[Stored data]
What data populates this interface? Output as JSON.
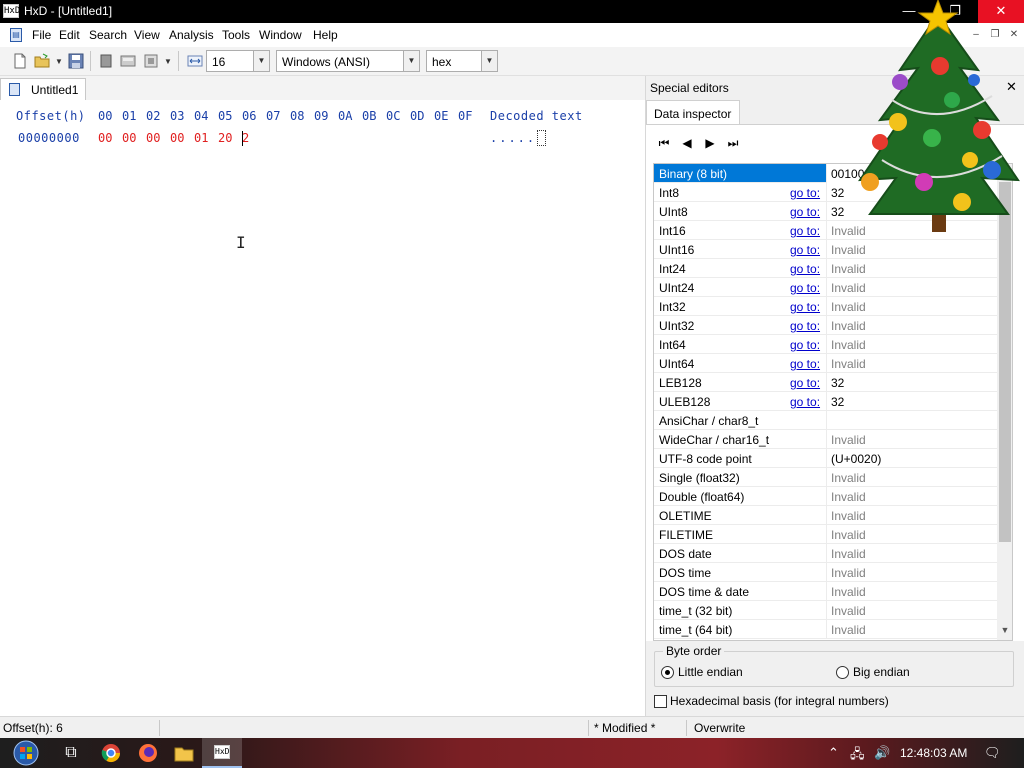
{
  "window": {
    "title": "HxD - [Untitled1]",
    "caption_min": "—",
    "caption_max": "❐",
    "caption_close": "✕",
    "app_icon": "HxD"
  },
  "menu": {
    "items": [
      "File",
      "Edit",
      "Search",
      "View",
      "Analysis",
      "Tools",
      "Window",
      "Help"
    ],
    "mdi_min": "–",
    "mdi_restore": "❐",
    "mdi_close": "✕"
  },
  "toolbar": {
    "bytes_per_row": "16",
    "charset": "Windows (ANSI)",
    "offset_base": "hex"
  },
  "document": {
    "tab_label": "Untitled1"
  },
  "hex": {
    "offset_header": "Offset(h)",
    "columns": [
      "00",
      "01",
      "02",
      "03",
      "04",
      "05",
      "06",
      "07",
      "08",
      "09",
      "0A",
      "0B",
      "0C",
      "0D",
      "0E",
      "0F"
    ],
    "decoded_header": "Decoded text",
    "row_offset": "00000000",
    "bytes": [
      "00",
      "00",
      "00",
      "00",
      "01",
      "20",
      "2"
    ],
    "decoded": ".....",
    "ibeam": "I"
  },
  "special_editors": {
    "title": "Special editors",
    "close": "✕",
    "tab": "Data inspector",
    "nav": [
      "⏮",
      "◀",
      "▶",
      "⏭"
    ],
    "rows": [
      {
        "key": "Binary (8 bit)",
        "goto": "",
        "value": "00100000",
        "invalid": false,
        "selected": true
      },
      {
        "key": "Int8",
        "goto": "go to:",
        "value": "32",
        "invalid": false
      },
      {
        "key": "UInt8",
        "goto": "go to:",
        "value": "32",
        "invalid": false
      },
      {
        "key": "Int16",
        "goto": "go to:",
        "value": "Invalid",
        "invalid": true
      },
      {
        "key": "UInt16",
        "goto": "go to:",
        "value": "Invalid",
        "invalid": true
      },
      {
        "key": "Int24",
        "goto": "go to:",
        "value": "Invalid",
        "invalid": true
      },
      {
        "key": "UInt24",
        "goto": "go to:",
        "value": "Invalid",
        "invalid": true
      },
      {
        "key": "Int32",
        "goto": "go to:",
        "value": "Invalid",
        "invalid": true
      },
      {
        "key": "UInt32",
        "goto": "go to:",
        "value": "Invalid",
        "invalid": true
      },
      {
        "key": "Int64",
        "goto": "go to:",
        "value": "Invalid",
        "invalid": true
      },
      {
        "key": "UInt64",
        "goto": "go to:",
        "value": "Invalid",
        "invalid": true
      },
      {
        "key": "LEB128",
        "goto": "go to:",
        "value": "32",
        "invalid": false
      },
      {
        "key": "ULEB128",
        "goto": "go to:",
        "value": "32",
        "invalid": false
      },
      {
        "key": "AnsiChar / char8_t",
        "goto": "",
        "value": "",
        "invalid": false
      },
      {
        "key": "WideChar / char16_t",
        "goto": "",
        "value": "Invalid",
        "invalid": true
      },
      {
        "key": "UTF-8 code point",
        "goto": "",
        "value": " (U+0020)",
        "invalid": false
      },
      {
        "key": "Single (float32)",
        "goto": "",
        "value": "Invalid",
        "invalid": true
      },
      {
        "key": "Double (float64)",
        "goto": "",
        "value": "Invalid",
        "invalid": true
      },
      {
        "key": "OLETIME",
        "goto": "",
        "value": "Invalid",
        "invalid": true
      },
      {
        "key": "FILETIME",
        "goto": "",
        "value": "Invalid",
        "invalid": true
      },
      {
        "key": "DOS date",
        "goto": "",
        "value": "Invalid",
        "invalid": true
      },
      {
        "key": "DOS time",
        "goto": "",
        "value": "Invalid",
        "invalid": true
      },
      {
        "key": "DOS time & date",
        "goto": "",
        "value": "Invalid",
        "invalid": true
      },
      {
        "key": "time_t (32 bit)",
        "goto": "",
        "value": "Invalid",
        "invalid": true
      },
      {
        "key": "time_t (64 bit)",
        "goto": "",
        "value": "Invalid",
        "invalid": true
      }
    ],
    "byte_order_label": "Byte order",
    "little_endian": "Little endian",
    "big_endian": "Big endian",
    "hex_basis": "Hexadecimal basis (for integral numbers)"
  },
  "status": {
    "offset": "Offset(h): 6",
    "modified": "* Modified *",
    "mode": "Overwrite"
  },
  "taskbar": {
    "clock": "12:48:03 AM",
    "tray_up": "⌃",
    "tray_net": "🖧",
    "tray_vol": "🔊",
    "tray_msg": "🗨"
  },
  "colors": {
    "selection": "#0078d7",
    "hex_blue": "#1a3fa8",
    "modified_red": "#e02020"
  }
}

#### Exercise directions
Your task is to retype all the entries exactly and leave out any pictures.

#### Answer to the problem
What data populates this interface? Output as JSON.
{
  "window": {
    "title": "HxD - [Untitled1]",
    "caption_min": "—",
    "caption_max": "❐",
    "caption_close": "✕",
    "app_icon": "HxD"
  },
  "menu": {
    "items": [
      "File",
      "Edit",
      "Search",
      "View",
      "Analysis",
      "Tools",
      "Window",
      "Help"
    ],
    "mdi_min": "–",
    "mdi_restore": "❐",
    "mdi_close": "✕"
  },
  "toolbar": {
    "bytes_per_row": "16",
    "charset": "Windows (ANSI)",
    "offset_base": "hex"
  },
  "document": {
    "tab_label": "Untitled1"
  },
  "hex": {
    "offset_header": "Offset(h)",
    "columns": [
      "00",
      "01",
      "02",
      "03",
      "04",
      "05",
      "06",
      "07",
      "08",
      "09",
      "0A",
      "0B",
      "0C",
      "0D",
      "0E",
      "0F"
    ],
    "decoded_header": "Decoded text",
    "row_offset": "00000000",
    "bytes": [
      "00",
      "00",
      "00",
      "00",
      "01",
      "20",
      "2"
    ],
    "decoded": ".....",
    "ibeam": "I"
  },
  "special_editors": {
    "title": "Special editors",
    "close": "✕",
    "tab": "Data inspector",
    "nav": [
      "⏮",
      "◀",
      "▶",
      "⏭"
    ],
    "rows": [
      {
        "key": "Binary (8 bit)",
        "goto": "",
        "value": "00100000",
        "invalid": false,
        "selected": true
      },
      {
        "key": "Int8",
        "goto": "go to:",
        "value": "32",
        "invalid": false
      },
      {
        "key": "UInt8",
        "goto": "go to:",
        "value": "32",
        "invalid": false
      },
      {
        "key": "Int16",
        "goto": "go to:",
        "value": "Invalid",
        "invalid": true
      },
      {
        "key": "UInt16",
        "goto": "go to:",
        "value": "Invalid",
        "invalid": true
      },
      {
        "key": "Int24",
        "goto": "go to:",
        "value": "Invalid",
        "invalid": true
      },
      {
        "key": "UInt24",
        "goto": "go to:",
        "value": "Invalid",
        "invalid": true
      },
      {
        "key": "Int32",
        "goto": "go to:",
        "value": "Invalid",
        "invalid": true
      },
      {
        "key": "UInt32",
        "goto": "go to:",
        "value": "Invalid",
        "invalid": true
      },
      {
        "key": "Int64",
        "goto": "go to:",
        "value": "Invalid",
        "invalid": true
      },
      {
        "key": "UInt64",
        "goto": "go to:",
        "value": "Invalid",
        "invalid": true
      },
      {
        "key": "LEB128",
        "goto": "go to:",
        "value": "32",
        "invalid": false
      },
      {
        "key": "ULEB128",
        "goto": "go to:",
        "value": "32",
        "invalid": false
      },
      {
        "key": "AnsiChar / char8_t",
        "goto": "",
        "value": "",
        "invalid": false
      },
      {
        "key": "WideChar / char16_t",
        "goto": "",
        "value": "Invalid",
        "invalid": true
      },
      {
        "key": "UTF-8 code point",
        "goto": "",
        "value": " (U+0020)",
        "invalid": false
      },
      {
        "key": "Single (float32)",
        "goto": "",
        "value": "Invalid",
        "invalid": true
      },
      {
        "key": "Double (float64)",
        "goto": "",
        "value": "Invalid",
        "invalid": true
      },
      {
        "key": "OLETIME",
        "goto": "",
        "value": "Invalid",
        "invalid": true
      },
      {
        "key": "FILETIME",
        "goto": "",
        "value": "Invalid",
        "invalid": true
      },
      {
        "key": "DOS date",
        "goto": "",
        "value": "Invalid",
        "invalid": true
      },
      {
        "key": "DOS time",
        "goto": "",
        "value": "Invalid",
        "invalid": true
      },
      {
        "key": "DOS time & date",
        "goto": "",
        "value": "Invalid",
        "invalid": true
      },
      {
        "key": "time_t (32 bit)",
        "goto": "",
        "value": "Invalid",
        "invalid": true
      },
      {
        "key": "time_t (64 bit)",
        "goto": "",
        "value": "Invalid",
        "invalid": true
      }
    ],
    "byte_order_label": "Byte order",
    "little_endian": "Little endian",
    "big_endian": "Big endian",
    "hex_basis": "Hexadecimal basis (for integral numbers)"
  },
  "status": {
    "offset": "Offset(h): 6",
    "modified": "* Modified *",
    "mode": "Overwrite"
  },
  "taskbar": {
    "clock": "12:48:03 AM",
    "tray_up": "⌃",
    "tray_net": "🖧",
    "tray_vol": "🔊",
    "tray_msg": "🗨"
  },
  "colors": {
    "selection": "#0078d7",
    "hex_blue": "#1a3fa8",
    "modified_red": "#e02020"
  }
}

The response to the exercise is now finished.